* Start PROVIDED DATA *

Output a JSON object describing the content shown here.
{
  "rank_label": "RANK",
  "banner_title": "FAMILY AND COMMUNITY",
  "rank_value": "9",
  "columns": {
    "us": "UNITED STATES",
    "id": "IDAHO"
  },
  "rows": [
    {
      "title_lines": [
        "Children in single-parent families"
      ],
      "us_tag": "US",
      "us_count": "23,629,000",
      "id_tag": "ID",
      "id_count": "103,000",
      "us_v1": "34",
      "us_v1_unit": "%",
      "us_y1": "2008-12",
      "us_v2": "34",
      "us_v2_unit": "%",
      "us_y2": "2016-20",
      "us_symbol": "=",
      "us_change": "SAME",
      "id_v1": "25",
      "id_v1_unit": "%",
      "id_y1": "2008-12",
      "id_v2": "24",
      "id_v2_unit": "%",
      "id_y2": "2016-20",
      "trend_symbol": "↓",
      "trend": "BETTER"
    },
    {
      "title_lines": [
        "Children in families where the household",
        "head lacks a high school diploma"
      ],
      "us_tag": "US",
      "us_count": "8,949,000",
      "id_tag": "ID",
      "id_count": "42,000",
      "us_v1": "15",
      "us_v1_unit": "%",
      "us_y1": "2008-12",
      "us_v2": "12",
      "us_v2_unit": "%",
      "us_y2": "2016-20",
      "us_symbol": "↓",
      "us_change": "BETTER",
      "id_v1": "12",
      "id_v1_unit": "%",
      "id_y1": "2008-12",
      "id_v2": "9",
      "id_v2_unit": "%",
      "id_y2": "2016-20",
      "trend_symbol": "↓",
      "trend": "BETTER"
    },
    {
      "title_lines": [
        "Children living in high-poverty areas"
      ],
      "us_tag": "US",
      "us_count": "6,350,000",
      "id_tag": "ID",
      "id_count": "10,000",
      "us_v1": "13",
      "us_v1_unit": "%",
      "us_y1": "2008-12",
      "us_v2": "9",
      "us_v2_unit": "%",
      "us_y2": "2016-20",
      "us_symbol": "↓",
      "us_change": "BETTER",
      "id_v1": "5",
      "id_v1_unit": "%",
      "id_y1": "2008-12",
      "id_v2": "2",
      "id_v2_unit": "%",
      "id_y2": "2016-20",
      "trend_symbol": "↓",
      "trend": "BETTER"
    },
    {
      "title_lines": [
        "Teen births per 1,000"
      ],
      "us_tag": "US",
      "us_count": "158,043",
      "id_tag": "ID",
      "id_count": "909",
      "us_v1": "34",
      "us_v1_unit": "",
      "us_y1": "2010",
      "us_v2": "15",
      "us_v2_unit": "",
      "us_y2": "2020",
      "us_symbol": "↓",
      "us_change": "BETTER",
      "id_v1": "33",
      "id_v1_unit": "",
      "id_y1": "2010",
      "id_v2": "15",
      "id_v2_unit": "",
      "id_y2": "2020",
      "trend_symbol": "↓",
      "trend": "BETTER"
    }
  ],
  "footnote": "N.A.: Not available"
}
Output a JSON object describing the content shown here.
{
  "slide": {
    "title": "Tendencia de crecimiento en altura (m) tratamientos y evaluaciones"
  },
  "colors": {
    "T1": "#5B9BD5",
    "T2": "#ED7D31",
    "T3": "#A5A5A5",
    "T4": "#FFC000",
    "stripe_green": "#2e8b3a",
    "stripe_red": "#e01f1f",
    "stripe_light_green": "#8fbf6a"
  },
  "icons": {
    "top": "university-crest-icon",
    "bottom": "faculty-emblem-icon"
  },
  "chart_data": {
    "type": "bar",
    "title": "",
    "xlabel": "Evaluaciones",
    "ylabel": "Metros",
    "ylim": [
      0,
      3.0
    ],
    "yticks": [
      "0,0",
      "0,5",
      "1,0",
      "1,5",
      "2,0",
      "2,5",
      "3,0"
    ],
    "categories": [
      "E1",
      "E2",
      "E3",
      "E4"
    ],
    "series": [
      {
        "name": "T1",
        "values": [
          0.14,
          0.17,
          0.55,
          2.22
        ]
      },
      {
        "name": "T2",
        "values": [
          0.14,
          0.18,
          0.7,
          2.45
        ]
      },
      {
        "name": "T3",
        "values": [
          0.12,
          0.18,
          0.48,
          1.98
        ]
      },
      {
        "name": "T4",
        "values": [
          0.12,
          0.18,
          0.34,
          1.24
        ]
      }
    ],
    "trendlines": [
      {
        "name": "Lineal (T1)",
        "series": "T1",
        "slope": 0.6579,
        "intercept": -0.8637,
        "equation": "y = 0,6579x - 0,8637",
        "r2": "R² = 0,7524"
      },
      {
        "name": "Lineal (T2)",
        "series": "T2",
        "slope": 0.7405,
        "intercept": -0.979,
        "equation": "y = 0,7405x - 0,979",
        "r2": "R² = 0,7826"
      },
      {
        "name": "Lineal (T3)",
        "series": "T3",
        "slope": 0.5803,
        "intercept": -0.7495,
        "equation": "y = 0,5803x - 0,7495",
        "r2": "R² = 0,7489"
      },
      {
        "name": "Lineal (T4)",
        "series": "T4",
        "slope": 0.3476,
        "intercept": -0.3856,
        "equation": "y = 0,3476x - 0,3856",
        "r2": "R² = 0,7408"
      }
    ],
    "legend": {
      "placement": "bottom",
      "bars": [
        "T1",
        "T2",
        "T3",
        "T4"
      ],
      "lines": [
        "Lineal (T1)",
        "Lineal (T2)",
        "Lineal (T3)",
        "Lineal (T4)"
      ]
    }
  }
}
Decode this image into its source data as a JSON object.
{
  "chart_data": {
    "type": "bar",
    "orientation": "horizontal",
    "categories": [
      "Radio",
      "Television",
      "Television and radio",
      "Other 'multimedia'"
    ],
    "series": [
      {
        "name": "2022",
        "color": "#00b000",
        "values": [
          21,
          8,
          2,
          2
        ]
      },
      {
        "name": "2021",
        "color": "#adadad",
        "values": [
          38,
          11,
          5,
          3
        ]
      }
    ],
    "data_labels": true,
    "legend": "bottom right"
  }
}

* End PROVIDED DATA *

▶ TASK BRIEF:
Nothing should be left out: repeat all of the data exactly.

▶ SOLUTION TO THIS PROBLEM:
Output a JSON object describing the content shown here.
{
  "rank_label": "RANK",
  "banner_title": "FAMILY AND COMMUNITY",
  "rank_value": "9",
  "columns": {
    "us": "UNITED STATES",
    "id": "IDAHO"
  },
  "rows": [
    {
      "title_lines": [
        "Children in single-parent families"
      ],
      "us_tag": "US",
      "us_count": "23,629,000",
      "id_tag": "ID",
      "id_count": "103,000",
      "us_v1": "34",
      "us_v1_unit": "%",
      "us_y1": "2008-12",
      "us_v2": "34",
      "us_v2_unit": "%",
      "us_y2": "2016-20",
      "us_symbol": "=",
      "us_change": "SAME",
      "id_v1": "25",
      "id_v1_unit": "%",
      "id_y1": "2008-12",
      "id_v2": "24",
      "id_v2_unit": "%",
      "id_y2": "2016-20",
      "trend_symbol": "↓",
      "trend": "BETTER"
    },
    {
      "title_lines": [
        "Children in families where the household",
        "head lacks a high school diploma"
      ],
      "us_tag": "US",
      "us_count": "8,949,000",
      "id_tag": "ID",
      "id_count": "42,000",
      "us_v1": "15",
      "us_v1_unit": "%",
      "us_y1": "2008-12",
      "us_v2": "12",
      "us_v2_unit": "%",
      "us_y2": "2016-20",
      "us_symbol": "↓",
      "us_change": "BETTER",
      "id_v1": "12",
      "id_v1_unit": "%",
      "id_y1": "2008-12",
      "id_v2": "9",
      "id_v2_unit": "%",
      "id_y2": "2016-20",
      "trend_symbol": "↓",
      "trend": "BETTER"
    },
    {
      "title_lines": [
        "Children living in high-poverty areas"
      ],
      "us_tag": "US",
      "us_count": "6,350,000",
      "id_tag": "ID",
      "id_count": "10,000",
      "us_v1": "13",
      "us_v1_unit": "%",
      "us_y1": "2008-12",
      "us_v2": "9",
      "us_v2_unit": "%",
      "us_y2": "2016-20",
      "us_symbol": "↓",
      "us_change": "BETTER",
      "id_v1": "5",
      "id_v1_unit": "%",
      "id_y1": "2008-12",
      "id_v2": "2",
      "id_v2_unit": "%",
      "id_y2": "2016-20",
      "trend_symbol": "↓",
      "trend": "BETTER"
    },
    {
      "title_lines": [
        "Teen births per 1,000"
      ],
      "us_tag": "US",
      "us_count": "158,043",
      "id_tag": "ID",
      "id_count": "909",
      "us_v1": "34",
      "us_v1_unit": "",
      "us_y1": "2010",
      "us_v2": "15",
      "us_v2_unit": "",
      "us_y2": "2020",
      "us_symbol": "↓",
      "us_change": "BETTER",
      "id_v1": "33",
      "id_v1_unit": "",
      "id_y1": "2010",
      "id_v2": "15",
      "id_v2_unit": "",
      "id_y2": "2020",
      "trend_symbol": "↓",
      "trend": "BETTER"
    }
  ],
  "footnote": "N.A.: Not available"
}
Output a JSON object describing the content shown here.
{
  "slide": {
    "title": "Tendencia de crecimiento en altura (m) tratamientos y evaluaciones"
  },
  "colors": {
    "T1": "#5B9BD5",
    "T2": "#ED7D31",
    "T3": "#A5A5A5",
    "T4": "#FFC000",
    "stripe_green": "#2e8b3a",
    "stripe_red": "#e01f1f",
    "stripe_light_green": "#8fbf6a"
  },
  "icons": {
    "top": "university-crest-icon",
    "bottom": "faculty-emblem-icon"
  },
  "chart_data": {
    "type": "bar",
    "title": "",
    "xlabel": "Evaluaciones",
    "ylabel": "Metros",
    "ylim": [
      0,
      3.0
    ],
    "yticks": [
      "0,0",
      "0,5",
      "1,0",
      "1,5",
      "2,0",
      "2,5",
      "3,0"
    ],
    "categories": [
      "E1",
      "E2",
      "E3",
      "E4"
    ],
    "series": [
      {
        "name": "T1",
        "values": [
          0.14,
          0.17,
          0.55,
          2.22
        ]
      },
      {
        "name": "T2",
        "values": [
          0.14,
          0.18,
          0.7,
          2.45
        ]
      },
      {
        "name": "T3",
        "values": [
          0.12,
          0.18,
          0.48,
          1.98
        ]
      },
      {
        "name": "T4",
        "values": [
          0.12,
          0.18,
          0.34,
          1.24
        ]
      }
    ],
    "trendlines": [
      {
        "name": "Lineal (T1)",
        "series": "T1",
        "slope": 0.6579,
        "intercept": -0.8637,
        "equation": "y = 0,6579x - 0,8637",
        "r2": "R² = 0,7524"
      },
      {
        "name": "Lineal (T2)",
        "series": "T2",
        "slope": 0.7405,
        "intercept": -0.979,
        "equation": "y = 0,7405x - 0,979",
        "r2": "R² = 0,7826"
      },
      {
        "name": "Lineal (T3)",
        "series": "T3",
        "slope": 0.5803,
        "intercept": -0.7495,
        "equation": "y = 0,5803x - 0,7495",
        "r2": "R² = 0,7489"
      },
      {
        "name": "Lineal (T4)",
        "series": "T4",
        "slope": 0.3476,
        "intercept": -0.3856,
        "equation": "y = 0,3476x - 0,3856",
        "r2": "R² = 0,7408"
      }
    ],
    "legend": {
      "placement": "bottom",
      "bars": [
        "T1",
        "T2",
        "T3",
        "T4"
      ],
      "lines": [
        "Lineal (T1)",
        "Lineal (T2)",
        "Lineal (T3)",
        "Lineal (T4)"
      ]
    }
  }
}
Decode this image into its source data as a JSON object.
{
  "chart_data": {
    "type": "bar",
    "orientation": "horizontal",
    "categories": [
      "Radio",
      "Television",
      "Television and radio",
      "Other 'multimedia'"
    ],
    "series": [
      {
        "name": "2022",
        "color": "#00b000",
        "values": [
          21,
          8,
          2,
          2
        ]
      },
      {
        "name": "2021",
        "color": "#adadad",
        "values": [
          38,
          11,
          5,
          3
        ]
      }
    ],
    "data_labels": true,
    "legend": "bottom right"
  }
}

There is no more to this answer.